◆ **YOUR INSTRUCTIONS**: Select every line containing the word "Custom" from the material, and copy those lines.

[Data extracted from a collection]
====================

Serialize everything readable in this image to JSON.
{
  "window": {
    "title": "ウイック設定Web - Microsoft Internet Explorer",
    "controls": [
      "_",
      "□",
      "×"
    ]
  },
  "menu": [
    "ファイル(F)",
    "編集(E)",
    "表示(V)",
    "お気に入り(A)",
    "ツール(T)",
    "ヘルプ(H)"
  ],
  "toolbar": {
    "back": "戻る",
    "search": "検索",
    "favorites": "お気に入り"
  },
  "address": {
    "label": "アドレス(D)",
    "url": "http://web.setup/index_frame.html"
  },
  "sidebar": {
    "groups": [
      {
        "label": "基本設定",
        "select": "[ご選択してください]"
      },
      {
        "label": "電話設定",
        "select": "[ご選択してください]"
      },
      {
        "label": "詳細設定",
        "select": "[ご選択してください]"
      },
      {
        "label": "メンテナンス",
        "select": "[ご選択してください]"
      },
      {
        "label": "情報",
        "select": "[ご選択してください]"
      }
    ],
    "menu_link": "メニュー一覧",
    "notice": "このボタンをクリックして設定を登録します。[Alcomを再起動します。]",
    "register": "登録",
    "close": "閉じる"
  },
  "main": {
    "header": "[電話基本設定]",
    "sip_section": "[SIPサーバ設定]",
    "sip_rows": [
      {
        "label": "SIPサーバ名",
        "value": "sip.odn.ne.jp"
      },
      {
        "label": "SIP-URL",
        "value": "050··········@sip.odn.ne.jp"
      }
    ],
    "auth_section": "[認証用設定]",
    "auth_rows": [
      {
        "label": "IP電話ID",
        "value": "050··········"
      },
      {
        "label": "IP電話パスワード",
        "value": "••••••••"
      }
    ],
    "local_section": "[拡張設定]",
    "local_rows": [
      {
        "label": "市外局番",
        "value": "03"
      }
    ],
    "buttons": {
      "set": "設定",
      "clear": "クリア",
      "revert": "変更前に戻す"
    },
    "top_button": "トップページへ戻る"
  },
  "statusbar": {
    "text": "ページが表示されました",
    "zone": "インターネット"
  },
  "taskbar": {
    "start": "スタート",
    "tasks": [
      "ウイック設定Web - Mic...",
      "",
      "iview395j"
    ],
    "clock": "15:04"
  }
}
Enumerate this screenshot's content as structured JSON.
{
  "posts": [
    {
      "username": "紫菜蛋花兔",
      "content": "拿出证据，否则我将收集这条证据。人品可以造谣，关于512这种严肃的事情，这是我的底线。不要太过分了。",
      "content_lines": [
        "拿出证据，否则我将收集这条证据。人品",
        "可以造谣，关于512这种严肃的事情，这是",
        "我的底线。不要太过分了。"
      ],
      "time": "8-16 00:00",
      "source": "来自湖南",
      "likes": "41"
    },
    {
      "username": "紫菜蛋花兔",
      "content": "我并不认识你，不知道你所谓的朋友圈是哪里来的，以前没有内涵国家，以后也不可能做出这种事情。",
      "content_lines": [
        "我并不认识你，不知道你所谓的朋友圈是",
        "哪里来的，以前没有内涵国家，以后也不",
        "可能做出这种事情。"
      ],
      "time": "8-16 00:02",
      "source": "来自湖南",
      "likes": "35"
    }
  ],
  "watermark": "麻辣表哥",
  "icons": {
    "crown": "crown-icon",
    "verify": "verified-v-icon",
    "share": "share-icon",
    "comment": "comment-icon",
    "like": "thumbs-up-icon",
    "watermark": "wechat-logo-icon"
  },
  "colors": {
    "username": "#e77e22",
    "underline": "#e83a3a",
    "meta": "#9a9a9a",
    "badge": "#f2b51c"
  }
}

====================

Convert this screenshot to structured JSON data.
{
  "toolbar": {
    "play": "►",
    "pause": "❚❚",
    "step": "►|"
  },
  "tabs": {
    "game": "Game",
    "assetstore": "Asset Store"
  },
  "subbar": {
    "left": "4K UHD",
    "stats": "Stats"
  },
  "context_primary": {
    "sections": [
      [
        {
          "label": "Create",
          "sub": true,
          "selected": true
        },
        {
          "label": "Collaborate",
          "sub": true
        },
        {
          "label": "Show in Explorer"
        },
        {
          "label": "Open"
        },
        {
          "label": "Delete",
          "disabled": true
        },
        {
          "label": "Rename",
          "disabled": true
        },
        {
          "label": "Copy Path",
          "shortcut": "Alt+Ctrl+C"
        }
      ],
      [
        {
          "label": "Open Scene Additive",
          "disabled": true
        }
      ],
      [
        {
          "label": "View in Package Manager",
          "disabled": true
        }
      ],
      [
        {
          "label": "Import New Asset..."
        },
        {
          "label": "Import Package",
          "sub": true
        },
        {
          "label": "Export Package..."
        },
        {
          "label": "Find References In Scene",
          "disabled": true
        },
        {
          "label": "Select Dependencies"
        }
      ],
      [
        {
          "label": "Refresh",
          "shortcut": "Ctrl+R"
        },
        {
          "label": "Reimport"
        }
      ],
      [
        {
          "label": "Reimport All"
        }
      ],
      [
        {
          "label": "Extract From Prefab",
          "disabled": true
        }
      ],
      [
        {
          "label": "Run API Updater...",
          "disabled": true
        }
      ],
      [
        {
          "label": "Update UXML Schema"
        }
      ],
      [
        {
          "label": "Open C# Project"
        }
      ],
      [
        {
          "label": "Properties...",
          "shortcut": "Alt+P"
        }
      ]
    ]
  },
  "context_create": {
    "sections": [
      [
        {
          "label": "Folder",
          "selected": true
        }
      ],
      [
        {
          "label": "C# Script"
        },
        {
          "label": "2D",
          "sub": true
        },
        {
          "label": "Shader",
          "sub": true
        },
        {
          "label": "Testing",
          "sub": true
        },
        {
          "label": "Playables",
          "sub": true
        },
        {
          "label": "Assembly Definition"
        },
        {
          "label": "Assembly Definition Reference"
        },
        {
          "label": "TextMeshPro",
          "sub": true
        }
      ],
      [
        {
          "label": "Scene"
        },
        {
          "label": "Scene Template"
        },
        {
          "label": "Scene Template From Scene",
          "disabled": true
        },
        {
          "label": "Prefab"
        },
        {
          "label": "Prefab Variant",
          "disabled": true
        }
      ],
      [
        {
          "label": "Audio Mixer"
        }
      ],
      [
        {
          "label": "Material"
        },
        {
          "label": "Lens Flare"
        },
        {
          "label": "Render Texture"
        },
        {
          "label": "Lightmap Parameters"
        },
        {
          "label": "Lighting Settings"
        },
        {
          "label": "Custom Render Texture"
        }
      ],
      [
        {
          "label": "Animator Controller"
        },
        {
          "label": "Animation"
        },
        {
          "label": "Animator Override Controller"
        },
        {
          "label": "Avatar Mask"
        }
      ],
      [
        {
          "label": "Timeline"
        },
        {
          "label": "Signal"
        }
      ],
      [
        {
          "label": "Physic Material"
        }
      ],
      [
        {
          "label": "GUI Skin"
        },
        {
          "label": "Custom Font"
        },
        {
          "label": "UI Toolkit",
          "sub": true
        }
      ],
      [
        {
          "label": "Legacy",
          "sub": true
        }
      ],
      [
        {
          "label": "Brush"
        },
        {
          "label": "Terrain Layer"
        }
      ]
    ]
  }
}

====================

◆ **RESULT OF THE EXERCISE**:
          "label": "Custom Render Texture"
          "label": "Custom Font"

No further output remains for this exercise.